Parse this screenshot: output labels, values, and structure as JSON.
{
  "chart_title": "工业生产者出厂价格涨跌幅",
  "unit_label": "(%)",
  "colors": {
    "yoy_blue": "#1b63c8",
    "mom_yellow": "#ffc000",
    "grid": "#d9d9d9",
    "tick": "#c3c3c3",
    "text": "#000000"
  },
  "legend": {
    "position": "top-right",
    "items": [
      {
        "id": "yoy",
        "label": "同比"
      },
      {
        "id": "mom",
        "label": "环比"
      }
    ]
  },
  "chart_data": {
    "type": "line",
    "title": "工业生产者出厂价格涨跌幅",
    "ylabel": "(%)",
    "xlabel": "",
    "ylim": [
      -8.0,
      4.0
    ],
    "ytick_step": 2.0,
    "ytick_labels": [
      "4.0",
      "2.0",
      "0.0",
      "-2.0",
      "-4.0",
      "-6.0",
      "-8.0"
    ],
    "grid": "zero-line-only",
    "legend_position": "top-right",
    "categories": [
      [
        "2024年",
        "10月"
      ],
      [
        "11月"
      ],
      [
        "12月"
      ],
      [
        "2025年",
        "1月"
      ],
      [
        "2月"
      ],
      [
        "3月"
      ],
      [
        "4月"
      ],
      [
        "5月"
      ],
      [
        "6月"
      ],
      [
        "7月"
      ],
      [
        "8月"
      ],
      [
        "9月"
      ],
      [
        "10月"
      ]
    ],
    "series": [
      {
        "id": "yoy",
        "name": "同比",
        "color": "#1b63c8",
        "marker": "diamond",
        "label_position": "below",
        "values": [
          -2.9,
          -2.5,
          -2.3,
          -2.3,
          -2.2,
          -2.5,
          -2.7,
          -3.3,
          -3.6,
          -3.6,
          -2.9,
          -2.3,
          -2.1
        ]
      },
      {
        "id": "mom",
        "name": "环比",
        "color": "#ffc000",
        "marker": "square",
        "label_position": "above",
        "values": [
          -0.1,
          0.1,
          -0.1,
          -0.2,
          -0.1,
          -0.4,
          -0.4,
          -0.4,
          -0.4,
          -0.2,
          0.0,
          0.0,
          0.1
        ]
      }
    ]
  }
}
----
### EXERCISE GOAL
Gather each line in the entries above where the string "工业生产者出厂价格涨跌幅" is found.

### SOLUTION BELOW
  "chart_title": "工业生产者出厂价格涨跌幅",
    "title": "工业生产者出厂价格涨跌幅",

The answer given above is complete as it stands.